** BEGIN **
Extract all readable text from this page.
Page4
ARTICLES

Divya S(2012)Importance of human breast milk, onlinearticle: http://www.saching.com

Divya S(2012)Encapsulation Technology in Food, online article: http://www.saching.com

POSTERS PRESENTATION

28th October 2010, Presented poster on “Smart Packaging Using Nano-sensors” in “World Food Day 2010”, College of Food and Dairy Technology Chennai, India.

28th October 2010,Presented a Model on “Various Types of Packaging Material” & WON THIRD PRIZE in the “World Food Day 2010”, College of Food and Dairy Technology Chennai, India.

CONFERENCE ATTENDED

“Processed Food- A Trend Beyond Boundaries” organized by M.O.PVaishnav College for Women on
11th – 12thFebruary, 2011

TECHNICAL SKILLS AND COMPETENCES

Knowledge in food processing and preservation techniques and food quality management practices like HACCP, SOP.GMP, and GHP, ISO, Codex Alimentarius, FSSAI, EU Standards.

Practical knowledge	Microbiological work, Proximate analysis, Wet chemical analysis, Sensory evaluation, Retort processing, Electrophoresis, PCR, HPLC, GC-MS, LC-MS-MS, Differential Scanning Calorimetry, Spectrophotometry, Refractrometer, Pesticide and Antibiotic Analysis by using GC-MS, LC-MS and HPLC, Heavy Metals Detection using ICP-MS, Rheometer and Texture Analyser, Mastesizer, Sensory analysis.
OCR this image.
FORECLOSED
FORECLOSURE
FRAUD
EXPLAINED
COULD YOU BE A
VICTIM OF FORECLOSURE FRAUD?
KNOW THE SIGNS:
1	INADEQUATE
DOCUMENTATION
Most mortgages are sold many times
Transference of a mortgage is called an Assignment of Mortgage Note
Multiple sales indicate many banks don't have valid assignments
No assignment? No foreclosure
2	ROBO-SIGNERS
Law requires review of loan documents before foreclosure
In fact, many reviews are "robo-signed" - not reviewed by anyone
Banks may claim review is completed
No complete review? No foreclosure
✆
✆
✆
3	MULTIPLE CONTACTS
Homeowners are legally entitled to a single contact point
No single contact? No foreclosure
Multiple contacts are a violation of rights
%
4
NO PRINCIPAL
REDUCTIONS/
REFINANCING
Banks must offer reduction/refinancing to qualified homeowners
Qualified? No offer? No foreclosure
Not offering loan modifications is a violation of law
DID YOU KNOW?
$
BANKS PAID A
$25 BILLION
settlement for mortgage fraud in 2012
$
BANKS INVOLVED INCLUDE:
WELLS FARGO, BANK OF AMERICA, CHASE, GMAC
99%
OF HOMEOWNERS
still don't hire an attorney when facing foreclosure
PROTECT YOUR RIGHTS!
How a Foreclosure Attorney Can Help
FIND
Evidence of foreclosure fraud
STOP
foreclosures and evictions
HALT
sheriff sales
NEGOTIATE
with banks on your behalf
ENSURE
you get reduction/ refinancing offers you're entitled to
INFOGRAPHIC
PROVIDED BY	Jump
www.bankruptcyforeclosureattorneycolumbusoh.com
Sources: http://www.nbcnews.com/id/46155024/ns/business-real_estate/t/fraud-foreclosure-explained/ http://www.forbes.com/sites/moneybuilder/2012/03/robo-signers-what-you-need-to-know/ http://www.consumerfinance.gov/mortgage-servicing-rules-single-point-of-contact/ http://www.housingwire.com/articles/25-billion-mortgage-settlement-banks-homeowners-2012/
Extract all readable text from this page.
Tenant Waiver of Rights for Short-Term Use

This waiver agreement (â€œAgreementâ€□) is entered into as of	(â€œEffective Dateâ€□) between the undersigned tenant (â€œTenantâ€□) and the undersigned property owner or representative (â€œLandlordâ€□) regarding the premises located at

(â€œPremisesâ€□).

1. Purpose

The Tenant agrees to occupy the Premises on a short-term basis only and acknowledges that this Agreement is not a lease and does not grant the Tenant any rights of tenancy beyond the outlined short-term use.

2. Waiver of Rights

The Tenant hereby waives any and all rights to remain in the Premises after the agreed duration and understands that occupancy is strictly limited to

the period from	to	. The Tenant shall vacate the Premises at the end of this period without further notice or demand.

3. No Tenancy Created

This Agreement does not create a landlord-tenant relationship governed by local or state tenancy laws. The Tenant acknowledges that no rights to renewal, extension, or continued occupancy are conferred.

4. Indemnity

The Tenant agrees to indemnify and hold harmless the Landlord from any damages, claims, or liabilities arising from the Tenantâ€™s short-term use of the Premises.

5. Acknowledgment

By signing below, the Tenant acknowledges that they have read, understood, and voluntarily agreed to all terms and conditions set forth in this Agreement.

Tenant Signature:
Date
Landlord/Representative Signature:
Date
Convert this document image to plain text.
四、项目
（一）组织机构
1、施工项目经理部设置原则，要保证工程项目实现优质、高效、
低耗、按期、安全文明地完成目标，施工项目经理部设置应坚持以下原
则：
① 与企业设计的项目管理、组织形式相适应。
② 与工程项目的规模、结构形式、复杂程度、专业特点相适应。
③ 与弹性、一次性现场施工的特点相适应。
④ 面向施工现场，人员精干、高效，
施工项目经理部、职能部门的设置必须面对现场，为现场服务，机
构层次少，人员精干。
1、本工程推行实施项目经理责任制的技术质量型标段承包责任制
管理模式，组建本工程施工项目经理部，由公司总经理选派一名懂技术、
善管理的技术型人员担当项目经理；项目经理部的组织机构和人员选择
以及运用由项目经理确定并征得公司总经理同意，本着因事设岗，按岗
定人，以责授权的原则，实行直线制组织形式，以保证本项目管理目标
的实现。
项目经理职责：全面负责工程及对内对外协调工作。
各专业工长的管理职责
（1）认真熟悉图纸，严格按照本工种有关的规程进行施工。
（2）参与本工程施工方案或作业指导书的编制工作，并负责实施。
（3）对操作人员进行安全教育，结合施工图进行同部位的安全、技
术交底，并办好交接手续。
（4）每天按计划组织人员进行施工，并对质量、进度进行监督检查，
** END **
# Stated task
Write out the entries in full, exactly as given.

# Task solution
Extract all readable text from this page.
Page4
ARTICLES

Divya S(2012)Importance of human breast milk, onlinearticle: http://www.saching.com

Divya S(2012)Encapsulation Technology in Food, online article: http://www.saching.com

POSTERS PRESENTATION

28th October 2010, Presented poster on “Smart Packaging Using Nano-sensors” in “World Food Day 2010”, College of Food and Dairy Technology Chennai, India.

28th October 2010,Presented a Model on “Various Types of Packaging Material” & WON THIRD PRIZE in the “World Food Day 2010”, College of Food and Dairy Technology Chennai, India.

CONFERENCE ATTENDED

“Processed Food- A Trend Beyond Boundaries” organized by M.O.PVaishnav College for Women on
11th – 12thFebruary, 2011

TECHNICAL SKILLS AND COMPETENCES

Knowledge in food processing and preservation techniques and food quality management practices like HACCP, SOP.GMP, and GHP, ISO, Codex Alimentarius, FSSAI, EU Standards.

Practical knowledge	Microbiological work, Proximate analysis, Wet chemical analysis, Sensory evaluation, Retort processing, Electrophoresis, PCR, HPLC, GC-MS, LC-MS-MS, Differential Scanning Calorimetry, Spectrophotometry, Refractrometer, Pesticide and Antibiotic Analysis by using GC-MS, LC-MS and HPLC, Heavy Metals Detection using ICP-MS, Rheometer and Texture Analyser, Mastesizer, Sensory analysis.
OCR this image.
FORECLOSED
FORECLOSURE
FRAUD
EXPLAINED
COULD YOU BE A
VICTIM OF FORECLOSURE FRAUD?
KNOW THE SIGNS:
1	INADEQUATE
DOCUMENTATION
Most mortgages are sold many times
Transference of a mortgage is called an Assignment of Mortgage Note
Multiple sales indicate many banks don't have valid assignments
No assignment? No foreclosure
2	ROBO-SIGNERS
Law requires review of loan documents before foreclosure
In fact, many reviews are "robo-signed" - not reviewed by anyone
Banks may claim review is completed
No complete review? No foreclosure
✆
✆
✆
3	MULTIPLE CONTACTS
Homeowners are legally entitled to a single contact point
No single contact? No foreclosure
Multiple contacts are a violation of rights
%
4
NO PRINCIPAL
REDUCTIONS/
REFINANCING
Banks must offer reduction/refinancing to qualified homeowners
Qualified? No offer? No foreclosure
Not offering loan modifications is a violation of law
DID YOU KNOW?
$
BANKS PAID A
$25 BILLION
settlement for mortgage fraud in 2012
$
BANKS INVOLVED INCLUDE:
WELLS FARGO, BANK OF AMERICA, CHASE, GMAC
99%
OF HOMEOWNERS
still don't hire an attorney when facing foreclosure
PROTECT YOUR RIGHTS!
How a Foreclosure Attorney Can Help
FIND
Evidence of foreclosure fraud
STOP
foreclosures and evictions
HALT
sheriff sales
NEGOTIATE
with banks on your behalf
ENSURE
you get reduction/ refinancing offers you're entitled to
INFOGRAPHIC
PROVIDED BY	Jump
www.bankruptcyforeclosureattorneycolumbusoh.com
Sources: http://www.nbcnews.com/id/46155024/ns/business-real_estate/t/fraud-foreclosure-explained/ http://www.forbes.com/sites/moneybuilder/2012/03/robo-signers-what-you-need-to-know/ http://www.consumerfinance.gov/mortgage-servicing-rules-single-point-of-contact/ http://www.housingwire.com/articles/25-billion-mortgage-settlement-banks-homeowners-2012/
Extract all readable text from this page.
Tenant Waiver of Rights for Short-Term Use

This waiver agreement (â€œAgreementâ€□) is entered into as of	(â€œEffective Dateâ€□) between the undersigned tenant (â€œTenantâ€□) and the undersigned property owner or representative (â€œLandlordâ€□) regarding the premises located at

(â€œPremisesâ€□).

1. Purpose

The Tenant agrees to occupy the Premises on a short-term basis only and acknowledges that this Agreement is not a lease and does not grant the Tenant any rights of tenancy beyond the outlined short-term use.

2. Waiver of Rights

The Tenant hereby waives any and all rights to remain in the Premises after the agreed duration and understands that occupancy is strictly limited to

the period from	to	. The Tenant shall vacate the Premises at the end of this period without further notice or demand.

3. No Tenancy Created

This Agreement does not create a landlord-tenant relationship governed by local or state tenancy laws. The Tenant acknowledges that no rights to renewal, extension, or continued occupancy are conferred.

4. Indemnity

The Tenant agrees to indemnify and hold harmless the Landlord from any damages, claims, or liabilities arising from the Tenantâ€™s short-term use of the Premises.

5. Acknowledgment

By signing below, the Tenant acknowledges that they have read, understood, and voluntarily agreed to all terms and conditions set forth in this Agreement.

Tenant Signature:
Date
Landlord/Representative Signature:
Date
Convert this document image to plain text.
四、项目
（一）组织机构
1、施工项目经理部设置原则，要保证工程项目实现优质、高效、
低耗、按期、安全文明地完成目标，施工项目经理部设置应坚持以下原
则：
① 与企业设计的项目管理、组织形式相适应。
② 与工程项目的规模、结构形式、复杂程度、专业特点相适应。
③ 与弹性、一次性现场施工的特点相适应。
④ 面向施工现场，人员精干、高效，
施工项目经理部、职能部门的设置必须面对现场，为现场服务，机
构层次少，人员精干。
1、本工程推行实施项目经理责任制的技术质量型标段承包责任制
管理模式，组建本工程施工项目经理部，由公司总经理选派一名懂技术、
善管理的技术型人员担当项目经理；项目经理部的组织机构和人员选择
以及运用由项目经理确定并征得公司总经理同意，本着因事设岗，按岗
定人，以责授权的原则，实行直线制组织形式，以保证本项目管理目标
的实现。
项目经理职责：全面负责工程及对内对外协调工作。
各专业工长的管理职责
（1）认真熟悉图纸，严格按照本工种有关的规程进行施工。
（2）参与本工程施工方案或作业指导书的编制工作，并负责实施。
（3）对操作人员进行安全教育，结合施工图进行同部位的安全、技
术交底，并办好交接手续。
（4）每天按计划组织人员进行施工，并对质量、进度进行监督检查，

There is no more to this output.